• _CHALLENGE_
Can you write out the whole listing exactly?
= = = = =
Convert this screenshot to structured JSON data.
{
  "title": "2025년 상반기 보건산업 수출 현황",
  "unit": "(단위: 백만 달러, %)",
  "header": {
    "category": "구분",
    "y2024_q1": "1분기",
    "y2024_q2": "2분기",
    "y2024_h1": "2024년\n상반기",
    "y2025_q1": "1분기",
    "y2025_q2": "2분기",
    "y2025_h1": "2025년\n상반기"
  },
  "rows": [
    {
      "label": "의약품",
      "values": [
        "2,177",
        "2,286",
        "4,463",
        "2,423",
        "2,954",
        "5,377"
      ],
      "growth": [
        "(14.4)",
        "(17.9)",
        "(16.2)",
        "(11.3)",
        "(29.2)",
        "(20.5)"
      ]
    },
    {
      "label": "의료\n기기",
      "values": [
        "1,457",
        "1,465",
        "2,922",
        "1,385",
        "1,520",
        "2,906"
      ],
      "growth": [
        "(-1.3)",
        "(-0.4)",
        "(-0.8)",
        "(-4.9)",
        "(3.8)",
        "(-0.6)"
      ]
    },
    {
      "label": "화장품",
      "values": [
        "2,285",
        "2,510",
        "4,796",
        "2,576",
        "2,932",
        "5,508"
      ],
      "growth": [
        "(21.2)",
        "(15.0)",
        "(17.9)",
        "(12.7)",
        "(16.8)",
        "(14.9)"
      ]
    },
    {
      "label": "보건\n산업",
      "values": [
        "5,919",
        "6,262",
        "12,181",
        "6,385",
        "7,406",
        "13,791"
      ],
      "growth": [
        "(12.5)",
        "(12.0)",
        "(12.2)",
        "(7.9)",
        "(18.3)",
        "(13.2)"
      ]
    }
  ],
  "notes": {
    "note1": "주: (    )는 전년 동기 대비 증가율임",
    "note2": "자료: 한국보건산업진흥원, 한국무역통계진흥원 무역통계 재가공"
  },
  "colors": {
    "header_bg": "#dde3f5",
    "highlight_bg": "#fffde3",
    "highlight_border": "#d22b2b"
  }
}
= = = = =
• _EXERCISE OUTPUT_
Convert this screenshot to structured JSON data.
{
  "title": "2025년 상반기 보건산업 수출 현황",
  "unit": "(단위: 백만 달러, %)",
  "header": {
    "category": "구분",
    "y2024_q1": "1분기",
    "y2024_q2": "2분기",
    "y2024_h1": "2024년\n상반기",
    "y2025_q1": "1분기",
    "y2025_q2": "2분기",
    "y2025_h1": "2025년\n상반기"
  },
  "rows": [
    {
      "label": "의약품",
      "values": [
        "2,177",
        "2,286",
        "4,463",
        "2,423",
        "2,954",
        "5,377"
      ],
      "growth": [
        "(14.4)",
        "(17.9)",
        "(16.2)",
        "(11.3)",
        "(29.2)",
        "(20.5)"
      ]
    },
    {
      "label": "의료\n기기",
      "values": [
        "1,457",
        "1,465",
        "2,922",
        "1,385",
        "1,520",
        "2,906"
      ],
      "growth": [
        "(-1.3)",
        "(-0.4)",
        "(-0.8)",
        "(-4.9)",
        "(3.8)",
        "(-0.6)"
      ]
    },
    {
      "label": "화장품",
      "values": [
        "2,285",
        "2,510",
        "4,796",
        "2,576",
        "2,932",
        "5,508"
      ],
      "growth": [
        "(21.2)",
        "(15.0)",
        "(17.9)",
        "(12.7)",
        "(16.8)",
        "(14.9)"
      ]
    },
    {
      "label": "보건\n산업",
      "values": [
        "5,919",
        "6,262",
        "12,181",
        "6,385",
        "7,406",
        "13,791"
      ],
      "growth": [
        "(12.5)",
        "(12.0)",
        "(12.2)",
        "(7.9)",
        "(18.3)",
        "(13.2)"
      ]
    }
  ],
  "notes": {
    "note1": "주: (    )는 전년 동기 대비 증가율임",
    "note2": "자료: 한국보건산업진흥원, 한국무역통계진흥원 무역통계 재가공"
  },
  "colors": {
    "header_bg": "#dde3f5",
    "highlight_bg": "#fffde3",
    "highlight_border": "#d22b2b"
  }
}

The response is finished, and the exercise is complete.